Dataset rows
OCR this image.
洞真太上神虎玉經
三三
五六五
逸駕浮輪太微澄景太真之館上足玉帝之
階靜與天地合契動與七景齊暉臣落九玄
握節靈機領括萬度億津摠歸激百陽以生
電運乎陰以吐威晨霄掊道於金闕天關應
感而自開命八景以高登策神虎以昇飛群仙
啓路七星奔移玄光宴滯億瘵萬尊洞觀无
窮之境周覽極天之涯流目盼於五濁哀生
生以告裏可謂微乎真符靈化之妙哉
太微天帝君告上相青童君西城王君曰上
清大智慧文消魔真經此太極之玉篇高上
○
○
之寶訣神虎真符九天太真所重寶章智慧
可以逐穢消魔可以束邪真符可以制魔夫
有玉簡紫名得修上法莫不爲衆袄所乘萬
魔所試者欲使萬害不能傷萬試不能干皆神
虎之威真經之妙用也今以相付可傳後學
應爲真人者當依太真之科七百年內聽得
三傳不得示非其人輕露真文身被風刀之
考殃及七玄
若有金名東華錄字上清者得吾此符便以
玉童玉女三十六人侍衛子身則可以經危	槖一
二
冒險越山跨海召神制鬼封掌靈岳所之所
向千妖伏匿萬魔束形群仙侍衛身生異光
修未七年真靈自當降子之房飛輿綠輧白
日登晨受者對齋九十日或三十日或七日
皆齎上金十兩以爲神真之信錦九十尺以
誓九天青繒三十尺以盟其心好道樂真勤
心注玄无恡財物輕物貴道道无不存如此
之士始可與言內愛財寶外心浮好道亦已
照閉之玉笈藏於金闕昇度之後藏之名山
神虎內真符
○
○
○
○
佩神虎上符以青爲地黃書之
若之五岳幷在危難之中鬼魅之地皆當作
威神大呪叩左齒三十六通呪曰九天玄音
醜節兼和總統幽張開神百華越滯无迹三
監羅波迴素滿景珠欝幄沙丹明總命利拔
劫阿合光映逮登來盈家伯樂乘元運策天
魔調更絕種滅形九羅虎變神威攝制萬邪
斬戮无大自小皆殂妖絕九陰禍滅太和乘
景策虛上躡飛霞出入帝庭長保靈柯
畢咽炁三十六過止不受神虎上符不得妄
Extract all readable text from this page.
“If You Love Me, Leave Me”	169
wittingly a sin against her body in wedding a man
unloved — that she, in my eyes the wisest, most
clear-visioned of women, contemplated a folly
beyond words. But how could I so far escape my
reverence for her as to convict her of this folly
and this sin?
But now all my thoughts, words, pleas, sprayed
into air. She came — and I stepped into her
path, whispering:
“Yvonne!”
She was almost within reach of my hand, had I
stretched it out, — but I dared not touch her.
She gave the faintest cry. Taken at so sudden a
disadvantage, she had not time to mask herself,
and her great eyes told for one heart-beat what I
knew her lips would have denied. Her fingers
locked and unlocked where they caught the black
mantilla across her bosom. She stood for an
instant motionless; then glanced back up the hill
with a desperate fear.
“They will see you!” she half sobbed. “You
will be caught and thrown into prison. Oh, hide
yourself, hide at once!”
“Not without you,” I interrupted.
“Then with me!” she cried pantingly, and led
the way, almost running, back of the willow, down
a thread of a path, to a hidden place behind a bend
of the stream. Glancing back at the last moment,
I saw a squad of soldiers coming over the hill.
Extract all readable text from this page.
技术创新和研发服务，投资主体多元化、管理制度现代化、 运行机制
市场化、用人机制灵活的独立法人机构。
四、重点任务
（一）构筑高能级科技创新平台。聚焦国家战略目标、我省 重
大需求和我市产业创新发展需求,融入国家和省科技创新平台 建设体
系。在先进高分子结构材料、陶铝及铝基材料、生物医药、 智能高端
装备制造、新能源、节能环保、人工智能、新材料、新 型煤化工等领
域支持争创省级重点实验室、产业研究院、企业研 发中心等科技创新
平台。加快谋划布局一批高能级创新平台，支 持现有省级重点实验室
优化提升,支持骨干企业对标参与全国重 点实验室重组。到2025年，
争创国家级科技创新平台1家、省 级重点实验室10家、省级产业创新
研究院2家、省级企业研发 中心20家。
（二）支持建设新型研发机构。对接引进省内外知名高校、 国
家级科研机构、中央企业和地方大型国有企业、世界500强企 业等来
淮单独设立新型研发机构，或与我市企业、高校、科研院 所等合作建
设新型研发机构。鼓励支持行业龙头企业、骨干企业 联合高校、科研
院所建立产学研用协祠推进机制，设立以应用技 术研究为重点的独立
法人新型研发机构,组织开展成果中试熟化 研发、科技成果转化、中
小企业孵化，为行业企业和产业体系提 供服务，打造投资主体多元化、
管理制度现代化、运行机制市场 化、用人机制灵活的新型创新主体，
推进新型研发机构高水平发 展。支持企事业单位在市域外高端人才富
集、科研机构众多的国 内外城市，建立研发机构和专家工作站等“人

What you should do: Find how many lines include the string "this" and report that number alone.

In response: 5